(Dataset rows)
= = =
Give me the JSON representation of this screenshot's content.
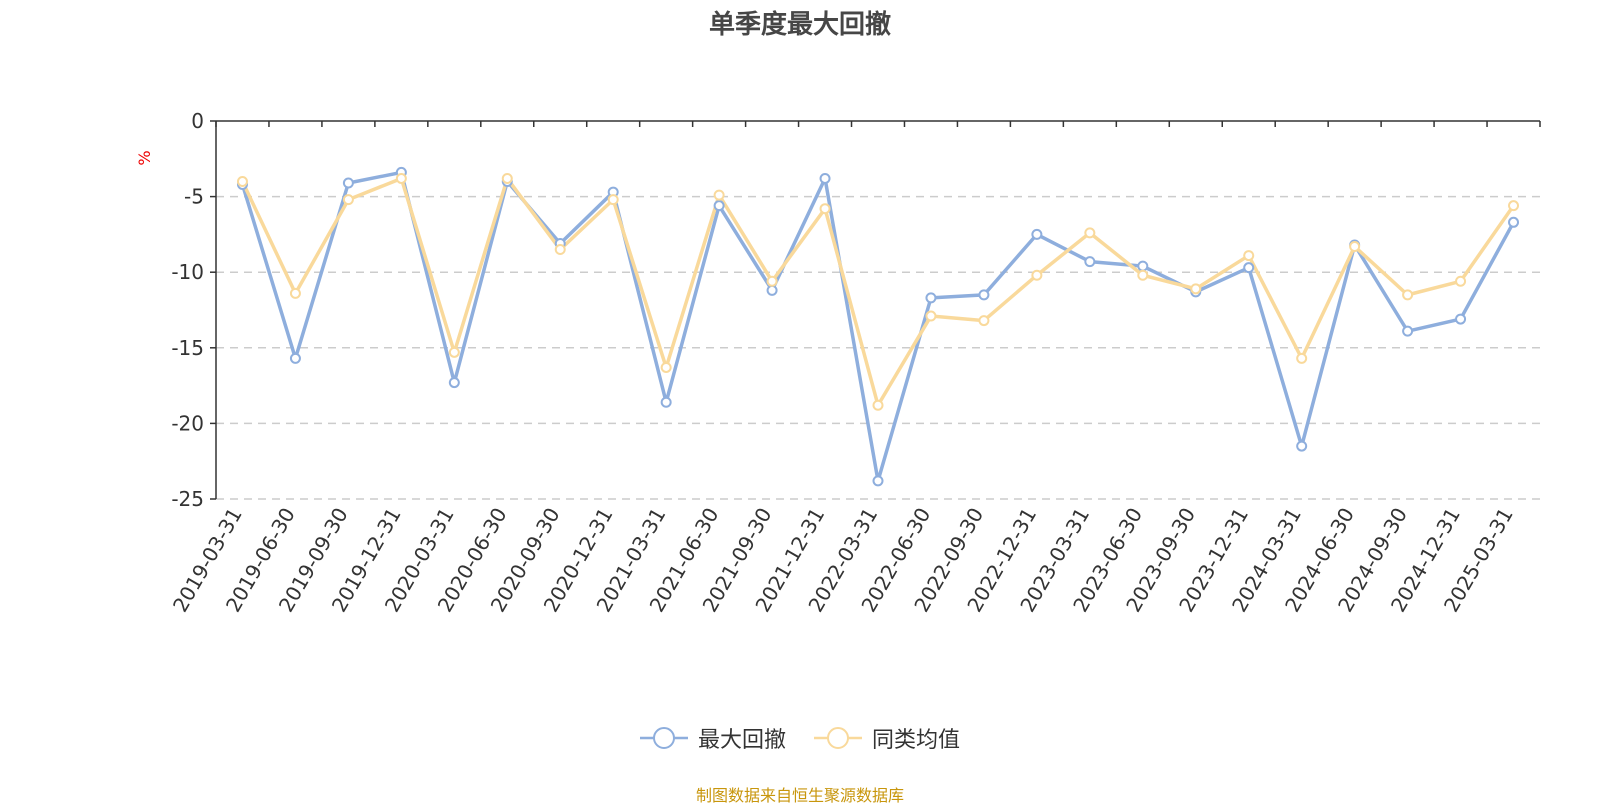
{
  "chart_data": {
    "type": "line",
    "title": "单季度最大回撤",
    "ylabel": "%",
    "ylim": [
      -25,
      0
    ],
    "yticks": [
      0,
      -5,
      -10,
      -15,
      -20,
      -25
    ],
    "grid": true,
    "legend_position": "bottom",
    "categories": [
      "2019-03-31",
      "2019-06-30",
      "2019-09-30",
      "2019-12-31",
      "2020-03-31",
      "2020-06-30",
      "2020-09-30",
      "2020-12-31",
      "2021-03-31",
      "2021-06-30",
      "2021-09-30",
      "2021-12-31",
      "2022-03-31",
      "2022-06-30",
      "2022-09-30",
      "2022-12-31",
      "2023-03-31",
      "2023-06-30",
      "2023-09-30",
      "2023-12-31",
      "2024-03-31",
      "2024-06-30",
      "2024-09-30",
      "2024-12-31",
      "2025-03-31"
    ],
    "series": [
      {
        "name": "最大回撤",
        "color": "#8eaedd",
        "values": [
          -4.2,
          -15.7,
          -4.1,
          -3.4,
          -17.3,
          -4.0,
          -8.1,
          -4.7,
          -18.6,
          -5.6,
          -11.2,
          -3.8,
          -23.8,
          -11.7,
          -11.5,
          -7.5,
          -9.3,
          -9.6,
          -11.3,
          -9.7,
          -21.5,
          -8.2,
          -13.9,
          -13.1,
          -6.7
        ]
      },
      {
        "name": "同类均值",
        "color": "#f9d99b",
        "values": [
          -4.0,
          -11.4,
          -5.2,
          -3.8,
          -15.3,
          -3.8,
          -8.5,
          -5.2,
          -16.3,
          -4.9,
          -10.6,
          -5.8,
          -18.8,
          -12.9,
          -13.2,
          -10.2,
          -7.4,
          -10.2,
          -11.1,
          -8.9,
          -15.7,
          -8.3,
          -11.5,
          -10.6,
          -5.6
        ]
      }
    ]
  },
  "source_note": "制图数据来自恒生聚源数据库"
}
= = =
Task directions
Restate each entry word for word, please, but drop any images it holds.

Exercise solution
Give me the JSON representation of this screenshot's content.
{
  "chart_data": {
    "type": "line",
    "title": "单季度最大回撤",
    "ylabel": "%",
    "ylim": [
      -25,
      0
    ],
    "yticks": [
      0,
      -5,
      -10,
      -15,
      -20,
      -25
    ],
    "grid": true,
    "legend_position": "bottom",
    "categories": [
      "2019-03-31",
      "2019-06-30",
      "2019-09-30",
      "2019-12-31",
      "2020-03-31",
      "2020-06-30",
      "2020-09-30",
      "2020-12-31",
      "2021-03-31",
      "2021-06-30",
      "2021-09-30",
      "2021-12-31",
      "2022-03-31",
      "2022-06-30",
      "2022-09-30",
      "2022-12-31",
      "2023-03-31",
      "2023-06-30",
      "2023-09-30",
      "2023-12-31",
      "2024-03-31",
      "2024-06-30",
      "2024-09-30",
      "2024-12-31",
      "2025-03-31"
    ],
    "series": [
      {
        "name": "最大回撤",
        "color": "#8eaedd",
        "values": [
          -4.2,
          -15.7,
          -4.1,
          -3.4,
          -17.3,
          -4.0,
          -8.1,
          -4.7,
          -18.6,
          -5.6,
          -11.2,
          -3.8,
          -23.8,
          -11.7,
          -11.5,
          -7.5,
          -9.3,
          -9.6,
          -11.3,
          -9.7,
          -21.5,
          -8.2,
          -13.9,
          -13.1,
          -6.7
        ]
      },
      {
        "name": "同类均值",
        "color": "#f9d99b",
        "values": [
          -4.0,
          -11.4,
          -5.2,
          -3.8,
          -15.3,
          -3.8,
          -8.5,
          -5.2,
          -16.3,
          -4.9,
          -10.6,
          -5.8,
          -18.8,
          -12.9,
          -13.2,
          -10.2,
          -7.4,
          -10.2,
          -11.1,
          -8.9,
          -15.7,
          -8.3,
          -11.5,
          -10.6,
          -5.6
        ]
      }
    ]
  },
  "source_note": "制图数据来自恒生聚源数据库"
}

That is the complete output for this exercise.